(Data records)
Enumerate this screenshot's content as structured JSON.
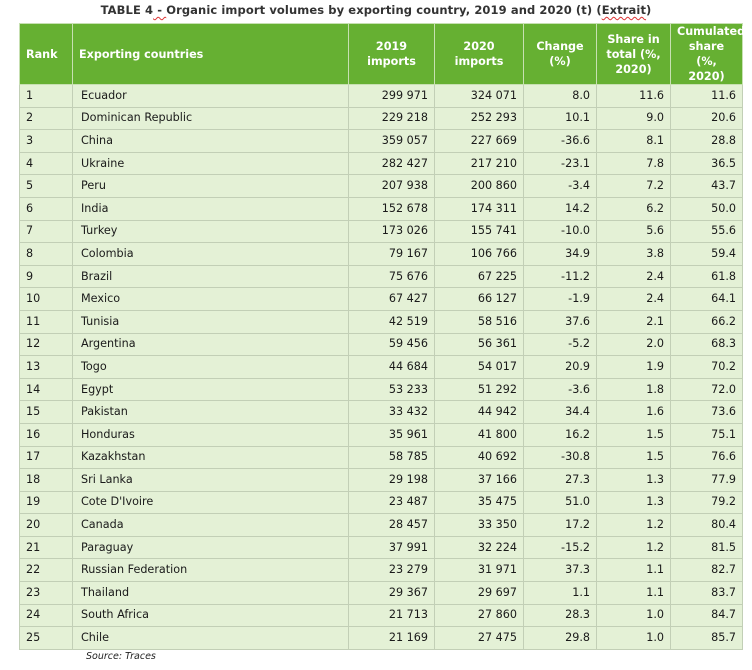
{
  "caption": {
    "prefix": "TABLE 4",
    "squig_dash": " - ",
    "text": "Organic import volumes by exporting country, 2019 and 2020 (t) (",
    "squig_word": "Extrait",
    "suffix": ")"
  },
  "headers": {
    "rank": "Rank",
    "country": "Exporting countries",
    "imports2019_l1": "2019",
    "imports2019_l2": "imports",
    "imports2020_l1": "2020",
    "imports2020_l2": "imports",
    "change_l1": "Change",
    "change_l2": "(%)",
    "share_l1": "Share in",
    "share_l2": "total (%,",
    "share_l3": "2020)",
    "cum_l1": "Cumulated",
    "cum_l2": "share (%,",
    "cum_l3": "2020)"
  },
  "rows": [
    {
      "rank": "1",
      "country": "Ecuador",
      "imp2019": "299 971",
      "imp2020": "324 071",
      "change": "8.0",
      "share": "11.6",
      "cum": "11.6"
    },
    {
      "rank": "2",
      "country": "Dominican Republic",
      "imp2019": "229 218",
      "imp2020": "252 293",
      "change": "10.1",
      "share": "9.0",
      "cum": "20.6"
    },
    {
      "rank": "3",
      "country": "China",
      "imp2019": "359 057",
      "imp2020": "227 669",
      "change": "-36.6",
      "share": "8.1",
      "cum": "28.8"
    },
    {
      "rank": "4",
      "country": "Ukraine",
      "imp2019": "282 427",
      "imp2020": "217 210",
      "change": "-23.1",
      "share": "7.8",
      "cum": "36.5"
    },
    {
      "rank": "5",
      "country": "Peru",
      "imp2019": "207 938",
      "imp2020": "200 860",
      "change": "-3.4",
      "share": "7.2",
      "cum": "43.7"
    },
    {
      "rank": "6",
      "country": "India",
      "imp2019": "152 678",
      "imp2020": "174 311",
      "change": "14.2",
      "share": "6.2",
      "cum": "50.0"
    },
    {
      "rank": "7",
      "country": "Turkey",
      "imp2019": "173 026",
      "imp2020": "155 741",
      "change": "-10.0",
      "share": "5.6",
      "cum": "55.6"
    },
    {
      "rank": "8",
      "country": "Colombia",
      "imp2019": "79 167",
      "imp2020": "106 766",
      "change": "34.9",
      "share": "3.8",
      "cum": "59.4"
    },
    {
      "rank": "9",
      "country": "Brazil",
      "imp2019": "75 676",
      "imp2020": "67 225",
      "change": "-11.2",
      "share": "2.4",
      "cum": "61.8"
    },
    {
      "rank": "10",
      "country": "Mexico",
      "imp2019": "67 427",
      "imp2020": "66 127",
      "change": "-1.9",
      "share": "2.4",
      "cum": "64.1"
    },
    {
      "rank": "11",
      "country": "Tunisia",
      "imp2019": "42 519",
      "imp2020": "58 516",
      "change": "37.6",
      "share": "2.1",
      "cum": "66.2"
    },
    {
      "rank": "12",
      "country": "Argentina",
      "imp2019": "59 456",
      "imp2020": "56 361",
      "change": "-5.2",
      "share": "2.0",
      "cum": "68.3"
    },
    {
      "rank": "13",
      "country": "Togo",
      "imp2019": "44 684",
      "imp2020": "54 017",
      "change": "20.9",
      "share": "1.9",
      "cum": "70.2"
    },
    {
      "rank": "14",
      "country": "Egypt",
      "imp2019": "53 233",
      "imp2020": "51 292",
      "change": "-3.6",
      "share": "1.8",
      "cum": "72.0"
    },
    {
      "rank": "15",
      "country": "Pakistan",
      "imp2019": "33 432",
      "imp2020": "44 942",
      "change": "34.4",
      "share": "1.6",
      "cum": "73.6"
    },
    {
      "rank": "16",
      "country": "Honduras",
      "imp2019": "35 961",
      "imp2020": "41 800",
      "change": "16.2",
      "share": "1.5",
      "cum": "75.1"
    },
    {
      "rank": "17",
      "country": "Kazakhstan",
      "imp2019": "58 785",
      "imp2020": "40 692",
      "change": "-30.8",
      "share": "1.5",
      "cum": "76.6"
    },
    {
      "rank": "18",
      "country": "Sri Lanka",
      "imp2019": "29 198",
      "imp2020": "37 166",
      "change": "27.3",
      "share": "1.3",
      "cum": "77.9"
    },
    {
      "rank": "19",
      "country": "Cote D'Ivoire",
      "imp2019": "23 487",
      "imp2020": "35 475",
      "change": "51.0",
      "share": "1.3",
      "cum": "79.2"
    },
    {
      "rank": "20",
      "country": "Canada",
      "imp2019": "28 457",
      "imp2020": "33 350",
      "change": "17.2",
      "share": "1.2",
      "cum": "80.4"
    },
    {
      "rank": "21",
      "country": "Paraguay",
      "imp2019": "37 991",
      "imp2020": "32 224",
      "change": "-15.2",
      "share": "1.2",
      "cum": "81.5"
    },
    {
      "rank": "22",
      "country": "Russian Federation",
      "imp2019": "23 279",
      "imp2020": "31 971",
      "change": "37.3",
      "share": "1.1",
      "cum": "82.7"
    },
    {
      "rank": "23",
      "country": "Thailand",
      "imp2019": "29 367",
      "imp2020": "29 697",
      "change": "1.1",
      "share": "1.1",
      "cum": "83.7"
    },
    {
      "rank": "24",
      "country": "South Africa",
      "imp2019": "21 713",
      "imp2020": "27 860",
      "change": "28.3",
      "share": "1.0",
      "cum": "84.7"
    },
    {
      "rank": "25",
      "country": "Chile",
      "imp2019": "21 169",
      "imp2020": "27 475",
      "change": "29.8",
      "share": "1.0",
      "cum": "85.7"
    }
  ],
  "source": "Source: Traces",
  "colors": {
    "header_bg": "#66b032",
    "row_bg": "#e4f1d6"
  }
}
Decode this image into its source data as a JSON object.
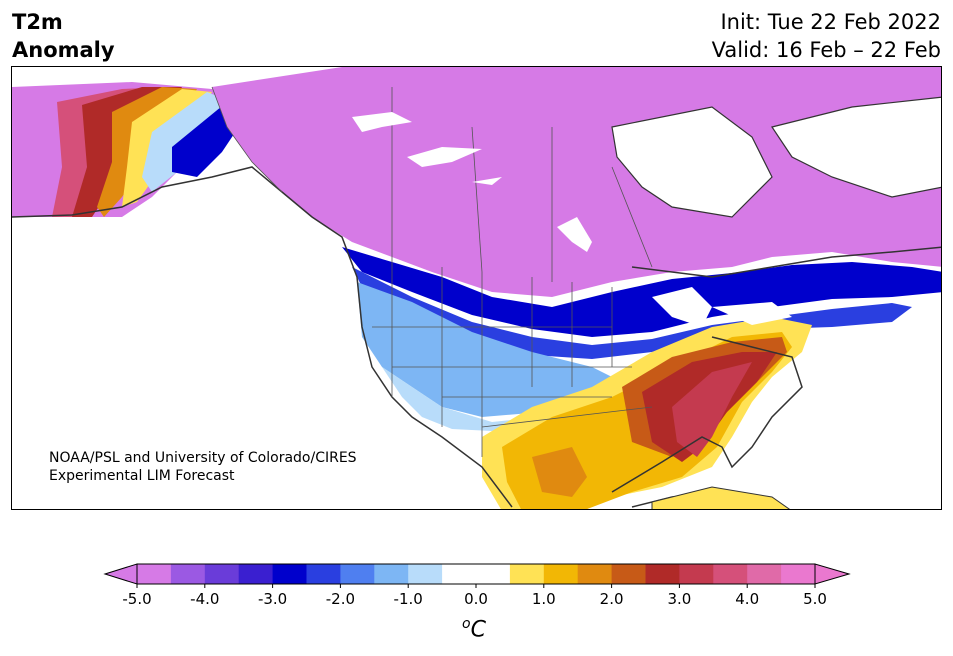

Description of the task.
Make an exact copy of all entries above, dropping the images.

Result for this exercise.
Enumerate this screenshot's content as structured JSON.
{
  "caption": {
    "prefix": "TABLE 4",
    "squig_dash": " - ",
    "text": "Organic import volumes by exporting country, 2019 and 2020 (t) (",
    "squig_word": "Extrait",
    "suffix": ")"
  },
  "headers": {
    "rank": "Rank",
    "country": "Exporting countries",
    "imports2019_l1": "2019",
    "imports2019_l2": "imports",
    "imports2020_l1": "2020",
    "imports2020_l2": "imports",
    "change_l1": "Change",
    "change_l2": "(%)",
    "share_l1": "Share in",
    "share_l2": "total (%,",
    "share_l3": "2020)",
    "cum_l1": "Cumulated",
    "cum_l2": "share (%,",
    "cum_l3": "2020)"
  },
  "rows": [
    {
      "rank": "1",
      "country": "Ecuador",
      "imp2019": "299 971",
      "imp2020": "324 071",
      "change": "8.0",
      "share": "11.6",
      "cum": "11.6"
    },
    {
      "rank": "2",
      "country": "Dominican Republic",
      "imp2019": "229 218",
      "imp2020": "252 293",
      "change": "10.1",
      "share": "9.0",
      "cum": "20.6"
    },
    {
      "rank": "3",
      "country": "China",
      "imp2019": "359 057",
      "imp2020": "227 669",
      "change": "-36.6",
      "share": "8.1",
      "cum": "28.8"
    },
    {
      "rank": "4",
      "country": "Ukraine",
      "imp2019": "282 427",
      "imp2020": "217 210",
      "change": "-23.1",
      "share": "7.8",
      "cum": "36.5"
    },
    {
      "rank": "5",
      "country": "Peru",
      "imp2019": "207 938",
      "imp2020": "200 860",
      "change": "-3.4",
      "share": "7.2",
      "cum": "43.7"
    },
    {
      "rank": "6",
      "country": "India",
      "imp2019": "152 678",
      "imp2020": "174 311",
      "change": "14.2",
      "share": "6.2",
      "cum": "50.0"
    },
    {
      "rank": "7",
      "country": "Turkey",
      "imp2019": "173 026",
      "imp2020": "155 741",
      "change": "-10.0",
      "share": "5.6",
      "cum": "55.6"
    },
    {
      "rank": "8",
      "country": "Colombia",
      "imp2019": "79 167",
      "imp2020": "106 766",
      "change": "34.9",
      "share": "3.8",
      "cum": "59.4"
    },
    {
      "rank": "9",
      "country": "Brazil",
      "imp2019": "75 676",
      "imp2020": "67 225",
      "change": "-11.2",
      "share": "2.4",
      "cum": "61.8"
    },
    {
      "rank": "10",
      "country": "Mexico",
      "imp2019": "67 427",
      "imp2020": "66 127",
      "change": "-1.9",
      "share": "2.4",
      "cum": "64.1"
    },
    {
      "rank": "11",
      "country": "Tunisia",
      "imp2019": "42 519",
      "imp2020": "58 516",
      "change": "37.6",
      "share": "2.1",
      "cum": "66.2"
    },
    {
      "rank": "12",
      "country": "Argentina",
      "imp2019": "59 456",
      "imp2020": "56 361",
      "change": "-5.2",
      "share": "2.0",
      "cum": "68.3"
    },
    {
      "rank": "13",
      "country": "Togo",
      "imp2019": "44 684",
      "imp2020": "54 017",
      "change": "20.9",
      "share": "1.9",
      "cum": "70.2"
    },
    {
      "rank": "14",
      "country": "Egypt",
      "imp2019": "53 233",
      "imp2020": "51 292",
      "change": "-3.6",
      "share": "1.8",
      "cum": "72.0"
    },
    {
      "rank": "15",
      "country": "Pakistan",
      "imp2019": "33 432",
      "imp2020": "44 942",
      "change": "34.4",
      "share": "1.6",
      "cum": "73.6"
    },
    {
      "rank": "16",
      "country": "Honduras",
      "imp2019": "35 961",
      "imp2020": "41 800",
      "change": "16.2",
      "share": "1.5",
      "cum": "75.1"
    },
    {
      "rank": "17",
      "country": "Kazakhstan",
      "imp2019": "58 785",
      "imp2020": "40 692",
      "change": "-30.8",
      "share": "1.5",
      "cum": "76.6"
    },
    {
      "rank": "18",
      "country": "Sri Lanka",
      "imp2019": "29 198",
      "imp2020": "37 166",
      "change": "27.3",
      "share": "1.3",
      "cum": "77.9"
    },
    {
      "rank": "19",
      "country": "Cote D'Ivoire",
      "imp2019": "23 487",
      "imp2020": "35 475",
      "change": "51.0",
      "share": "1.3",
      "cum": "79.2"
    },
    {
      "rank": "20",
      "country": "Canada",
      "imp2019": "28 457",
      "imp2020": "33 350",
      "change": "17.2",
      "share": "1.2",
      "cum": "80.4"
    },
    {
      "rank": "21",
      "country": "Paraguay",
      "imp2019": "37 991",
      "imp2020": "32 224",
      "change": "-15.2",
      "share": "1.2",
      "cum": "81.5"
    },
    {
      "rank": "22",
      "country": "Russian Federation",
      "imp2019": "23 279",
      "imp2020": "31 971",
      "change": "37.3",
      "share": "1.1",
      "cum": "82.7"
    },
    {
      "rank": "23",
      "country": "Thailand",
      "imp2019": "29 367",
      "imp2020": "29 697",
      "change": "1.1",
      "share": "1.1",
      "cum": "83.7"
    },
    {
      "rank": "24",
      "country": "South Africa",
      "imp2019": "21 713",
      "imp2020": "27 860",
      "change": "28.3",
      "share": "1.0",
      "cum": "84.7"
    },
    {
      "rank": "25",
      "country": "Chile",
      "imp2019": "21 169",
      "imp2020": "27 475",
      "change": "29.8",
      "share": "1.0",
      "cum": "85.7"
    }
  ],
  "source": "Source: Traces",
  "colors": {
    "header_bg": "#66b032",
    "row_bg": "#e4f1d6"
  }
}
Decode this image into its source data as a JSON object.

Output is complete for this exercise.